### To do
Give back every line exactly as it appears, pictures excluded.
---+---
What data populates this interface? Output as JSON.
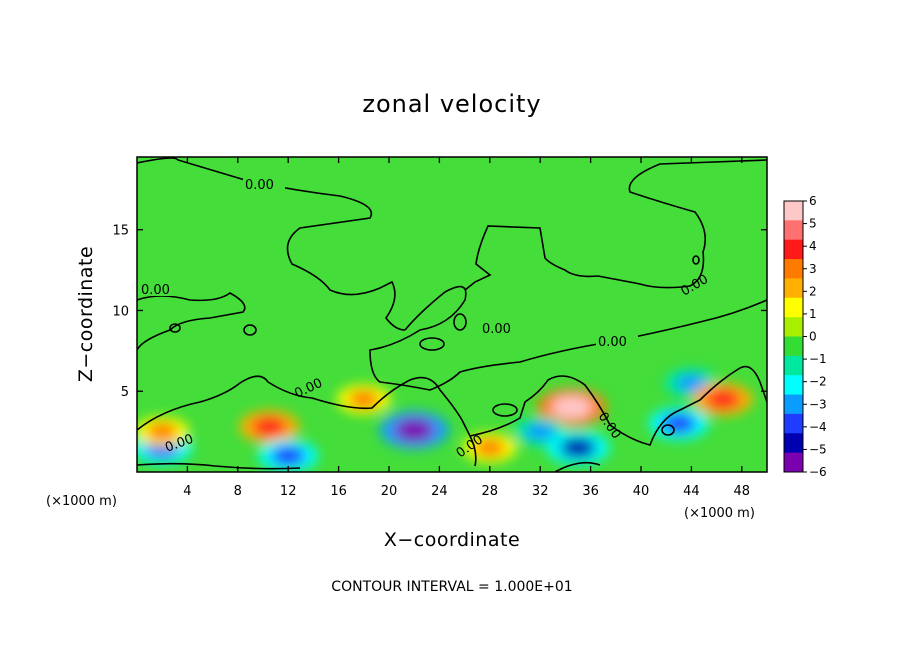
{
  "chart_data": {
    "type": "heatmap",
    "title": "zonal velocity",
    "xlabel": "X−coordinate",
    "ylabel": "Z−coordinate",
    "x_scale_note_left": "(×1000 m)",
    "x_scale_note_right": "(×1000 m)",
    "xlim": [
      0,
      50
    ],
    "ylim": [
      0,
      19.5
    ],
    "xticks": [
      4,
      8,
      12,
      16,
      20,
      24,
      28,
      32,
      36,
      40,
      44,
      48
    ],
    "xtick_labels": [
      "4",
      "8",
      "12",
      "16",
      "20",
      "24",
      "28",
      "32",
      "36",
      "40",
      "44",
      "48"
    ],
    "yticks": [
      5,
      10,
      15
    ],
    "ytick_labels": [
      "5",
      "10",
      "15"
    ],
    "colorbar": {
      "min": -6,
      "max": 6,
      "ticks": [
        6,
        5,
        4,
        3,
        2,
        1,
        0,
        -1,
        -2,
        -3,
        -4,
        -5,
        -6
      ],
      "tick_labels": [
        "6",
        "5",
        "4",
        "3",
        "2",
        "1",
        "0",
        "−1",
        "−2",
        "−3",
        "−4",
        "−5",
        "−6"
      ],
      "colors": [
        "#ffc8c8",
        "#ff7070",
        "#ff1a1a",
        "#ff7b00",
        "#ffb000",
        "#ffff00",
        "#a8f000",
        "#33dd33",
        "#00e8a0",
        "#00ffff",
        "#0a9cff",
        "#1f3cff",
        "#0000b0",
        "#7a00b0"
      ]
    },
    "contour_labels": [
      "0.00",
      "0.00",
      "0.00",
      "0.00",
      "0.00",
      "0.00",
      "0.00",
      "0.00",
      "0.00",
      "0.00"
    ],
    "footer": "CONTOUR INTERVAL = 1.000E+01",
    "features": [
      {
        "x": 22,
        "z": 2.6,
        "value": -5.5
      },
      {
        "x": 10.5,
        "z": 2.8,
        "value": 4
      },
      {
        "x": 34.5,
        "z": 4,
        "value": 5.5
      },
      {
        "x": 44,
        "z": 5.5,
        "value": -3
      },
      {
        "x": 2,
        "z": 1.5,
        "value": -4
      },
      {
        "x": 2,
        "z": 2.5,
        "value": 3
      },
      {
        "x": 12,
        "z": 1,
        "value": -4
      },
      {
        "x": 28,
        "z": 1.5,
        "value": 3
      },
      {
        "x": 32,
        "z": 2.5,
        "value": -3
      },
      {
        "x": 35,
        "z": 1.5,
        "value": -4.5
      },
      {
        "x": 46.5,
        "z": 4.5,
        "value": 4
      },
      {
        "x": 43,
        "z": 3,
        "value": -4
      },
      {
        "x": 18,
        "z": 4.5,
        "value": 3
      }
    ]
  }
}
---+---
### Right answer
What data populates this interface? Output as JSON.
{
  "chart_data": {
    "type": "heatmap",
    "title": "zonal velocity",
    "xlabel": "X−coordinate",
    "ylabel": "Z−coordinate",
    "x_scale_note_left": "(×1000 m)",
    "x_scale_note_right": "(×1000 m)",
    "xlim": [
      0,
      50
    ],
    "ylim": [
      0,
      19.5
    ],
    "xticks": [
      4,
      8,
      12,
      16,
      20,
      24,
      28,
      32,
      36,
      40,
      44,
      48
    ],
    "xtick_labels": [
      "4",
      "8",
      "12",
      "16",
      "20",
      "24",
      "28",
      "32",
      "36",
      "40",
      "44",
      "48"
    ],
    "yticks": [
      5,
      10,
      15
    ],
    "ytick_labels": [
      "5",
      "10",
      "15"
    ],
    "colorbar": {
      "min": -6,
      "max": 6,
      "ticks": [
        6,
        5,
        4,
        3,
        2,
        1,
        0,
        -1,
        -2,
        -3,
        -4,
        -5,
        -6
      ],
      "tick_labels": [
        "6",
        "5",
        "4",
        "3",
        "2",
        "1",
        "0",
        "−1",
        "−2",
        "−3",
        "−4",
        "−5",
        "−6"
      ],
      "colors": [
        "#ffc8c8",
        "#ff7070",
        "#ff1a1a",
        "#ff7b00",
        "#ffb000",
        "#ffff00",
        "#a8f000",
        "#33dd33",
        "#00e8a0",
        "#00ffff",
        "#0a9cff",
        "#1f3cff",
        "#0000b0",
        "#7a00b0"
      ]
    },
    "contour_labels": [
      "0.00",
      "0.00",
      "0.00",
      "0.00",
      "0.00",
      "0.00",
      "0.00",
      "0.00",
      "0.00",
      "0.00"
    ],
    "footer": "CONTOUR INTERVAL = 1.000E+01",
    "features": [
      {
        "x": 22,
        "z": 2.6,
        "value": -5.5
      },
      {
        "x": 10.5,
        "z": 2.8,
        "value": 4
      },
      {
        "x": 34.5,
        "z": 4,
        "value": 5.5
      },
      {
        "x": 44,
        "z": 5.5,
        "value": -3
      },
      {
        "x": 2,
        "z": 1.5,
        "value": -4
      },
      {
        "x": 2,
        "z": 2.5,
        "value": 3
      },
      {
        "x": 12,
        "z": 1,
        "value": -4
      },
      {
        "x": 28,
        "z": 1.5,
        "value": 3
      },
      {
        "x": 32,
        "z": 2.5,
        "value": -3
      },
      {
        "x": 35,
        "z": 1.5,
        "value": -4.5
      },
      {
        "x": 46.5,
        "z": 4.5,
        "value": 4
      },
      {
        "x": 43,
        "z": 3,
        "value": -4
      },
      {
        "x": 18,
        "z": 4.5,
        "value": 3
      }
    ]
  }
}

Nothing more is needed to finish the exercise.